-- TASK TO COMPLETE --
Below are the records; copy each line in them that holds the word "направо".

-- MATERIAL --
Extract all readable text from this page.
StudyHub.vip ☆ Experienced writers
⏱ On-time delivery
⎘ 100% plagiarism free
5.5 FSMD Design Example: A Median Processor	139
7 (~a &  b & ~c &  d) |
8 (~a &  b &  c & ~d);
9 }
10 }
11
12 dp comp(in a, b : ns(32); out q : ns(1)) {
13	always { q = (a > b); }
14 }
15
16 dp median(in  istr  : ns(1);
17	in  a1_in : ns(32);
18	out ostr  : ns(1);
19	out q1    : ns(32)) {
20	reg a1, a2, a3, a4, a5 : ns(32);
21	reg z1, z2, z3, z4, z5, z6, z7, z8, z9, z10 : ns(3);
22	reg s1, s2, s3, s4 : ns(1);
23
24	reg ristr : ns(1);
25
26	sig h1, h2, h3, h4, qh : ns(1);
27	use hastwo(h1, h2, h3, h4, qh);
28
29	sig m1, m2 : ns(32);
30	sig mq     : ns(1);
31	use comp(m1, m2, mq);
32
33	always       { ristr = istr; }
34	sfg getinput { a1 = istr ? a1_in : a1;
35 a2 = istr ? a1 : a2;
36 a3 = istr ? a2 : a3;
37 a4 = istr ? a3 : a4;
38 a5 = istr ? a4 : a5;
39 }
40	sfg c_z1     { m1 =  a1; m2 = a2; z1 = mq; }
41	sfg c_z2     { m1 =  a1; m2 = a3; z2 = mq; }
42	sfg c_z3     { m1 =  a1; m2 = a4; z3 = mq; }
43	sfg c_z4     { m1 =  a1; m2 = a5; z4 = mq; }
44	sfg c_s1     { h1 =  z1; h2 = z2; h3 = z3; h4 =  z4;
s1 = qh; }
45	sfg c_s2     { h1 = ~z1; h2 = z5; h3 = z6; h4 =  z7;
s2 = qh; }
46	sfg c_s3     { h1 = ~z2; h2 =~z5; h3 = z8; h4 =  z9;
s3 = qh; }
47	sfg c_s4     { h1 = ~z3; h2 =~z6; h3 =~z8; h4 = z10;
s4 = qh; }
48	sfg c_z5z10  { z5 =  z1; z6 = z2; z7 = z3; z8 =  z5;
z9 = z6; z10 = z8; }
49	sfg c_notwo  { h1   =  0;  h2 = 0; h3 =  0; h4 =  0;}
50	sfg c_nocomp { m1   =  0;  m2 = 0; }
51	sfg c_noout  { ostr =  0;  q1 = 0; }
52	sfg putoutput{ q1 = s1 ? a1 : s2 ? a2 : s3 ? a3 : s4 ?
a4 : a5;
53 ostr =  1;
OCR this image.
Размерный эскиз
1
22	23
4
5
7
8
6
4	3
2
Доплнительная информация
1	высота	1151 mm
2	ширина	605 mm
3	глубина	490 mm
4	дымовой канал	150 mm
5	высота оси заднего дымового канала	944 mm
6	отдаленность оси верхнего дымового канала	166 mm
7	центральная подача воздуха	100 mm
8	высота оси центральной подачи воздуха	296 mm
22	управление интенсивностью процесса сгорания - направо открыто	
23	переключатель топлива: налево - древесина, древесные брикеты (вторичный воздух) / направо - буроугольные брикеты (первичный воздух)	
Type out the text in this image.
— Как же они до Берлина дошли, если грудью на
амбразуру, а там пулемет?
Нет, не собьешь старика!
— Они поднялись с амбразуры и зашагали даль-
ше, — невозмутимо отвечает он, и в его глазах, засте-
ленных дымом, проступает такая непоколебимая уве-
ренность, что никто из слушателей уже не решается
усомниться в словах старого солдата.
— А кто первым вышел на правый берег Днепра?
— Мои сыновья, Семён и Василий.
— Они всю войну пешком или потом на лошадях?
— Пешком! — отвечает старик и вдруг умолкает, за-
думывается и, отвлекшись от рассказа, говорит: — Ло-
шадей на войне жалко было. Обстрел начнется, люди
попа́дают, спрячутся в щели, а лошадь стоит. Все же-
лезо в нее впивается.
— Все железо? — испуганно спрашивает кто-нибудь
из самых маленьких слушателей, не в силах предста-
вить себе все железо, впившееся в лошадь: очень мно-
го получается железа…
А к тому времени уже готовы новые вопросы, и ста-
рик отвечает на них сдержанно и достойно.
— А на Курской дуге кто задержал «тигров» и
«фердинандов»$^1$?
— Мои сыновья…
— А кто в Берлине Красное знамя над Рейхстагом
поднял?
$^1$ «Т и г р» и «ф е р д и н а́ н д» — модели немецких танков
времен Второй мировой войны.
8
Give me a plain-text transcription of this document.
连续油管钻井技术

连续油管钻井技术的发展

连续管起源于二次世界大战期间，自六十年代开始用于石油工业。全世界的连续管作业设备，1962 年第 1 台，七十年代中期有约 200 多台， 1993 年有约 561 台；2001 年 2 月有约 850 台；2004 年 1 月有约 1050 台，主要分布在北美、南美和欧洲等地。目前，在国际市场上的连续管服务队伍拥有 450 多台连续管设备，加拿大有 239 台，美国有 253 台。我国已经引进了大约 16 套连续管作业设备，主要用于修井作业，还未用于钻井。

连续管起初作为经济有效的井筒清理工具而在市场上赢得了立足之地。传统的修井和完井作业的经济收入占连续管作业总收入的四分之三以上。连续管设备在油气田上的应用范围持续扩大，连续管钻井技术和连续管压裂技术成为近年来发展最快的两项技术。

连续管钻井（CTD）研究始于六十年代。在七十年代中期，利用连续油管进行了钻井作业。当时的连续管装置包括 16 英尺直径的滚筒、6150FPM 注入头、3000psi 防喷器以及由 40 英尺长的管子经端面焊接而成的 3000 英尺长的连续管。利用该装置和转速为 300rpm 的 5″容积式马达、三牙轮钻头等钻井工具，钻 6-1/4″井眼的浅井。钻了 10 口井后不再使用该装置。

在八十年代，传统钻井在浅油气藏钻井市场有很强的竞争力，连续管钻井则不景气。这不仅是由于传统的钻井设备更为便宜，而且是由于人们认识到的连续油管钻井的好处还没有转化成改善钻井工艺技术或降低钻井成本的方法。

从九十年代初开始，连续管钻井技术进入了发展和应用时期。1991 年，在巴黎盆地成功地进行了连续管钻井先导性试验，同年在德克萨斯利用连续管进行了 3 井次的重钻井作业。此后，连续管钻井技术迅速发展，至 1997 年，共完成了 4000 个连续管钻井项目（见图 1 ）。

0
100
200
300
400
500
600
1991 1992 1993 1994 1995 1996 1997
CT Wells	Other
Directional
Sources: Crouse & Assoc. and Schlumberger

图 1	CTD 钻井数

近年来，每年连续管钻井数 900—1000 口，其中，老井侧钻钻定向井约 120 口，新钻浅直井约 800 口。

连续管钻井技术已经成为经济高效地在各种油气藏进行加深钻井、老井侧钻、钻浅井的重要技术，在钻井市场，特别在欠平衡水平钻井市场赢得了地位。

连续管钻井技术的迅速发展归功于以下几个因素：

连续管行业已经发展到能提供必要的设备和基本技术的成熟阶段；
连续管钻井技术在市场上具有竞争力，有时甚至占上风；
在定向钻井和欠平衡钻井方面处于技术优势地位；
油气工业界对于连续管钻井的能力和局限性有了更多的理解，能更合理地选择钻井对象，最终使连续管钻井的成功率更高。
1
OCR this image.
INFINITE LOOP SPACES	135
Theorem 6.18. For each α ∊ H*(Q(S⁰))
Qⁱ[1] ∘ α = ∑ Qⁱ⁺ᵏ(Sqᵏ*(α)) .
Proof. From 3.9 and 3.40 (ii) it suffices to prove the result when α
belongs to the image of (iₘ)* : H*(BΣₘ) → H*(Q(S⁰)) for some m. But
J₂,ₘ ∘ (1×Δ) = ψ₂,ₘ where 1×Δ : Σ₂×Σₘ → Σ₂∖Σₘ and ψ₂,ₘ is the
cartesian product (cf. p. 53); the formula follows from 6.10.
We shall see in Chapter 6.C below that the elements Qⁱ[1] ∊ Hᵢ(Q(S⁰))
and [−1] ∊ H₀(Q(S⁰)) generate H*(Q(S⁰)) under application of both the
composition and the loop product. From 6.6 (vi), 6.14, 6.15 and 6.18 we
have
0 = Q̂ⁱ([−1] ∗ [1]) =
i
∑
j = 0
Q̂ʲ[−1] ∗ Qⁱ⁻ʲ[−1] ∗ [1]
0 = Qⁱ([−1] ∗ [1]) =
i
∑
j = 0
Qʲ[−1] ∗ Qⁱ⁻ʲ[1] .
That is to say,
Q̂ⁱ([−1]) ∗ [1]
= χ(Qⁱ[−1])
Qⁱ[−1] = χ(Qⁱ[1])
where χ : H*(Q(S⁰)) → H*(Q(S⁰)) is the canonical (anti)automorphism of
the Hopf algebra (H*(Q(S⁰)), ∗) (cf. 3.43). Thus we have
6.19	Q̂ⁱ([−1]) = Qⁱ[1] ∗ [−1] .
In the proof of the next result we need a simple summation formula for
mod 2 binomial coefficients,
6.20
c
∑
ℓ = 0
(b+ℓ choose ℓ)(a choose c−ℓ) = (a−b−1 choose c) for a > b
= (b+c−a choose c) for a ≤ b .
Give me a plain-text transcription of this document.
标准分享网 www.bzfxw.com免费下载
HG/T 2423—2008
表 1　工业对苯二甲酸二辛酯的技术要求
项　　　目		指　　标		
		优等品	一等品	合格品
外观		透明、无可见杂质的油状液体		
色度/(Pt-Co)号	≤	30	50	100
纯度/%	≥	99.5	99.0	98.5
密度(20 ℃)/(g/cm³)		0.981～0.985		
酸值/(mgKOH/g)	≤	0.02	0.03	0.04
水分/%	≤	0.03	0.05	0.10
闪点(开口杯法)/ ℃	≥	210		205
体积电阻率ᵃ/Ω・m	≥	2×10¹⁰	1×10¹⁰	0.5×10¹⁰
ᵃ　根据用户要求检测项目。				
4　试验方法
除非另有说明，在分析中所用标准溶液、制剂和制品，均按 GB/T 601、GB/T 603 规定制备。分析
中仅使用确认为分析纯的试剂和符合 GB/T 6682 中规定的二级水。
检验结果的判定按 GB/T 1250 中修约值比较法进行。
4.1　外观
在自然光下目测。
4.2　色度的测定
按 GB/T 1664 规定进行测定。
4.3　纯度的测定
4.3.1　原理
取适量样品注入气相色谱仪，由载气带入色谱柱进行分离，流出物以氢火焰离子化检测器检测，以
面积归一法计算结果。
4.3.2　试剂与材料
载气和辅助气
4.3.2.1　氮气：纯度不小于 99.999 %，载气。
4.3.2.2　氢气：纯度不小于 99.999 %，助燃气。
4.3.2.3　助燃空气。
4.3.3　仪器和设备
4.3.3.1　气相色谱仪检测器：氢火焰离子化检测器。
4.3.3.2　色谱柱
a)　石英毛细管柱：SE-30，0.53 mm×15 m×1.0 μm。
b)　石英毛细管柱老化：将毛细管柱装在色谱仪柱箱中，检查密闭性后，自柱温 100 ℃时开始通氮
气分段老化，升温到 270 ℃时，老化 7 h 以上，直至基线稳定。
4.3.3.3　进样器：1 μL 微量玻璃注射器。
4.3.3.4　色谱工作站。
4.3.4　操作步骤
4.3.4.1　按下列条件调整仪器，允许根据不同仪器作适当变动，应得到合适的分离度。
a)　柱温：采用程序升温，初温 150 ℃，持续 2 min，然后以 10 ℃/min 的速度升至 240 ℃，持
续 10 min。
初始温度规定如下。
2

-- WRITTEN ANSWER --
22	управление интенсивностью процесса сгорания - направо открыто	
23	переключатель топлива: налево - древесина, древесные брикеты (вторичный воздух) / направо - буроугольные брикеты (первичный воздух)	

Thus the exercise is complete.